* Work to do: Copy out, unchanged, the part of the material that runs from the line with "sidebar-heading[interactable]: Get started" to the line with "sidebar-section-installing[interactable]: Installing dobby", including both of those lines.

* Records supplied:
____________

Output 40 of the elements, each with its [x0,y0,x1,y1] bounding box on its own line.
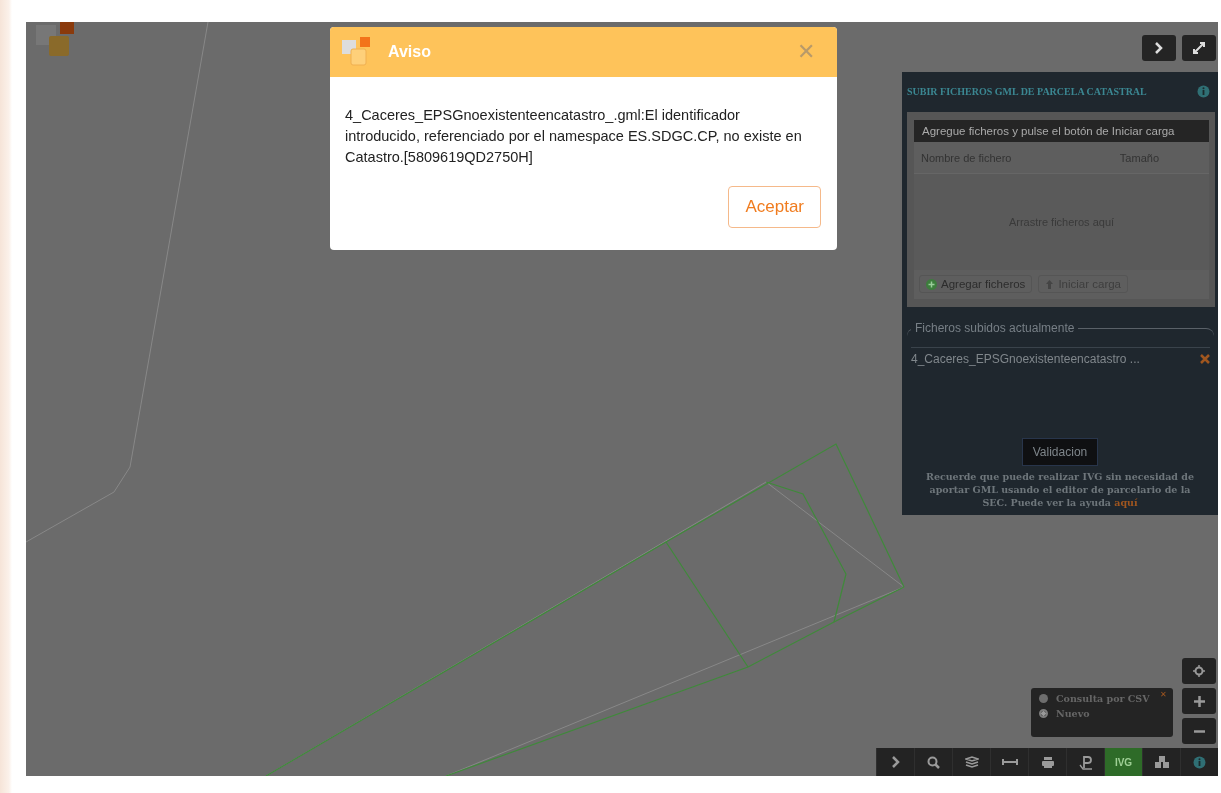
zoom-in-button[interactable] [1182,688,1216,714]
ruler-icon [1001,758,1018,766]
layers-icon [964,755,979,769]
parcel-marker-icon [1078,754,1093,770]
minus-icon [1193,729,1205,733]
zoom-out-button[interactable] [1182,718,1216,744]
help-link[interactable]: aquí [1114,497,1138,508]
file-name: 4_Caceres_EPSGnoexistenteencatastro ... [911,352,1140,366]
fullscreen-button[interactable] [1182,35,1216,61]
info-icon [1197,85,1210,98]
radio-option[interactable]: Nuevo [1039,708,1090,719]
locate-button[interactable] [1182,658,1216,684]
panel-title: SUBIR FICHEROS GML DE PARCELA CATASTRAL [907,86,1147,97]
plus-circle-icon [926,278,937,290]
chevron-right-icon [1155,42,1163,54]
help-note: Recuerde que puede realizar IVG sin necesidad de aportar GML usando el editor de parcelario de la SEC. Puede ver la ayuda aquí [925,470,1195,509]
close-button[interactable]: ✕ [789,39,823,65]
cubes-icon [1153,755,1170,769]
popup-close-button[interactable]: ✕ [1160,690,1167,699]
collapse-button[interactable] [1142,35,1176,61]
expand-icon [1192,41,1206,55]
upload-header: Agregue ficheros y pulse el botón de Iniciar carga [914,120,1209,142]
radio-icon[interactable] [1039,694,1048,703]
printer-icon [1040,755,1055,769]
arrow-up-icon [1045,278,1055,290]
validate-button[interactable]: Validacion [1021,438,1099,466]
search-icon [927,755,940,769]
dialog-title: Aviso [388,43,432,61]
toolbar-button[interactable]: IVG [1104,748,1142,776]
accept-button[interactable]: Aceptar [728,186,821,228]
radio-option[interactable]: Consulta por CSV [1039,693,1150,704]
logo-icon [342,37,372,67]
dialog-message: 4_Caceres_EPSGnoexistenteencatastro_.gml:El identificador introducido, referenciado por el namespace ES.SDGC.CP, no existe en Catastro.[5809619QD2750H] [345,106,803,167]
plus-icon [1193,695,1205,707]
info-icon [1193,755,1206,769]
chevron-right-icon [891,756,900,768]
radio-icon[interactable] [1039,709,1048,718]
uploaded-files-legend: Ficheros subidos actualmente [911,321,1079,335]
crosshair-icon [1193,665,1205,677]
remove-icon[interactable] [1200,354,1210,364]
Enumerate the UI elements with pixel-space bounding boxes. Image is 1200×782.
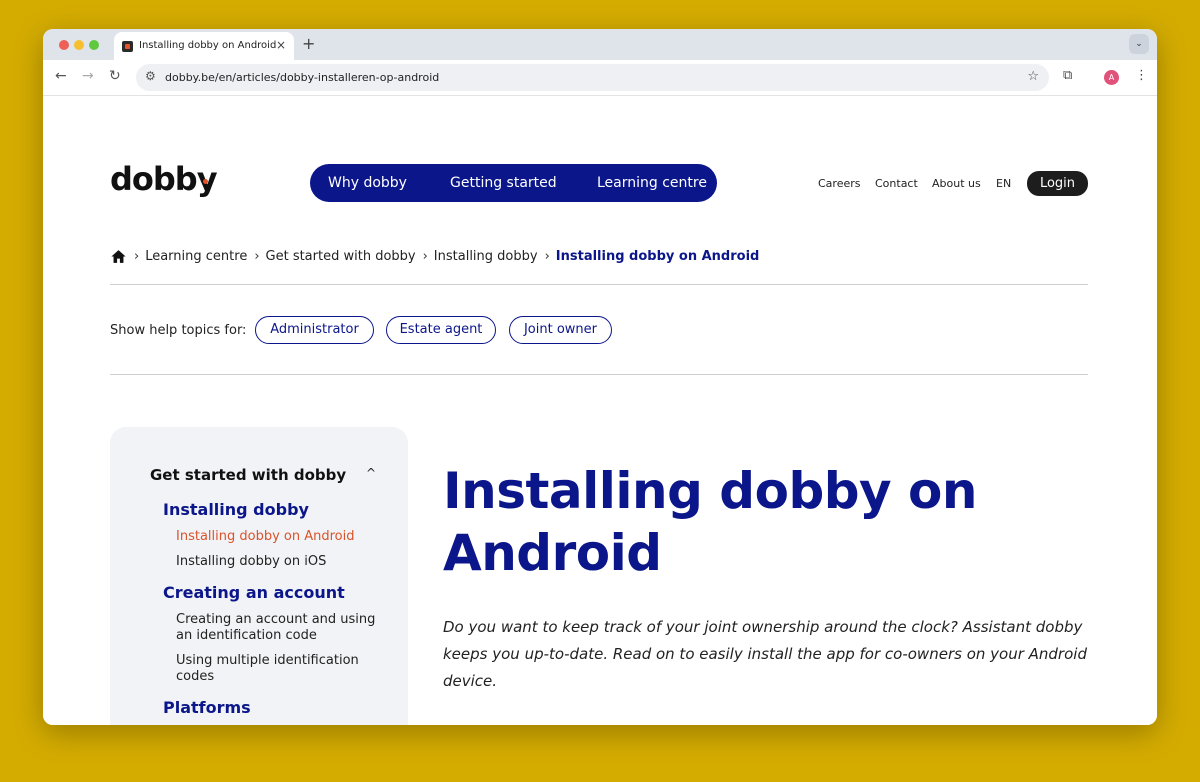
sidebar-heading[interactable]: Get started with dobby [150, 466, 346, 484]
minimize-window-button[interactable] [74, 40, 84, 50]
chevron-right-icon: › [544, 248, 550, 264]
topnav-about-us[interactable]: About us [932, 177, 981, 190]
reload-icon[interactable]: ↻ [109, 68, 121, 84]
browser-window: Installing dobby on Android × + ⌄ ← → ↻ … [43, 29, 1157, 725]
tab-strip: Installing dobby on Android × + ⌄ [43, 29, 1157, 60]
close-window-button[interactable] [59, 40, 69, 50]
topic-estate-agent-button[interactable]: Estate agent [386, 316, 496, 344]
dobby-favicon-icon [122, 41, 133, 52]
address-bar[interactable]: ⚙ dobby.be/en/articles/dobby-installeren… [136, 64, 1049, 91]
sidebar-section-installing[interactable]: Installing dobby [163, 500, 309, 519]
site-info-icon[interactable]: ⚙ [145, 69, 156, 83]
bookmark-star-icon[interactable]: ☆ [1027, 69, 1039, 84]
tab-close-icon[interactable]: × [276, 38, 286, 52]
logo-dot [203, 179, 208, 184]
help-topics-label: Show help topics for: [110, 323, 247, 338]
sidebar-link-ios[interactable]: Installing dobby on iOS [176, 554, 386, 570]
login-button[interactable]: Login [1027, 171, 1088, 196]
language-switch[interactable]: EN [996, 177, 1011, 190]
page-viewport: dobby Why dobby Getting started Learning… [43, 96, 1157, 725]
browser-tab-active[interactable]: Installing dobby on Android × [114, 32, 294, 60]
breadcrumb-get-started[interactable]: Get started with dobby [266, 249, 416, 264]
breadcrumb: › Learning centre › Get started with dob… [110, 246, 759, 266]
home-icon[interactable] [110, 248, 127, 265]
chevron-right-icon: › [254, 248, 260, 264]
breadcrumb-current-page: Installing dobby on Android [555, 248, 760, 264]
nav-getting-started[interactable]: Getting started [450, 175, 557, 191]
extensions-icon[interactable]: ⧉ [1063, 68, 1072, 83]
chevron-right-icon: › [422, 248, 428, 264]
sidebar-link-android[interactable]: Installing dobby on Android [176, 529, 386, 545]
breadcrumb-installing-dobby[interactable]: Installing dobby [434, 249, 538, 264]
dobby-logo[interactable]: dobby [110, 160, 218, 198]
topic-joint-owner-button[interactable]: Joint owner [509, 316, 612, 344]
sidebar-section-creating-account[interactable]: Creating an account [163, 583, 345, 602]
chevron-right-icon: › [134, 248, 140, 264]
profile-avatar[interactable]: A [1104, 70, 1119, 85]
maximize-window-button[interactable] [89, 40, 99, 50]
forward-arrow-icon[interactable]: → [82, 68, 94, 84]
sidebar-link-identification-code[interactable]: Creating an account and using an identif… [176, 612, 386, 644]
article-sidebar: Get started with dobby ^ Installing dobb… [110, 427, 408, 725]
article-intro: Do you want to keep track of your joint … [443, 618, 1087, 690]
main-navigation: Why dobby Getting started Learning centr… [310, 164, 717, 202]
breadcrumb-learning-centre[interactable]: Learning centre [145, 249, 247, 264]
nav-why-dobby[interactable]: Why dobby [328, 175, 407, 191]
divider [110, 284, 1088, 285]
topnav-contact[interactable]: Contact [875, 177, 918, 190]
browser-toolbar: ← → ↻ ⚙ dobby.be/en/articles/dobby-insta… [43, 60, 1157, 96]
divider [110, 374, 1088, 375]
url-text[interactable]: dobby.be/en/articles/dobby-installeren-o… [165, 71, 439, 84]
sidebar-section-platforms[interactable]: Platforms [163, 698, 251, 717]
browser-menu-icon[interactable]: ⋮ [1135, 68, 1148, 83]
topnav-careers[interactable]: Careers [818, 177, 861, 190]
nav-learning-centre[interactable]: Learning centre [597, 175, 707, 191]
sidebar-link-multiple-codes[interactable]: Using multiple identification codes [176, 653, 386, 685]
back-arrow-icon[interactable]: ← [55, 68, 67, 84]
page-title: Installing dobby on Android [443, 462, 977, 582]
chevron-up-icon[interactable]: ^ [366, 466, 376, 480]
new-tab-button[interactable]: + [302, 34, 315, 53]
tab-search-button[interactable]: ⌄ [1129, 34, 1149, 54]
topic-administrator-button[interactable]: Administrator [255, 316, 374, 344]
tab-title: Installing dobby on Android [139, 40, 277, 51]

____________

* Task answer:
sidebar-heading[interactable]: Get started with dobby [150, 466, 346, 484]
minimize-window-button[interactable] [74, 40, 84, 50]
chevron-right-icon: › [544, 248, 550, 264]
topnav-about-us[interactable]: About us [932, 177, 981, 190]
reload-icon[interactable]: ↻ [109, 68, 121, 84]
browser-window: Installing dobby on Android × + ⌄ ← → ↻ … [43, 29, 1157, 725]
tab-strip: Installing dobby on Android × + ⌄ [43, 29, 1157, 60]
close-window-button[interactable] [59, 40, 69, 50]
topic-estate-agent-button[interactable]: Estate agent [386, 316, 496, 344]
dobby-favicon-icon [122, 41, 133, 52]
address-bar[interactable]: ⚙ dobby.be/en/articles/dobby-installeren… [136, 64, 1049, 91]
sidebar-section-installing[interactable]: Installing dobby [163, 500, 309, 519]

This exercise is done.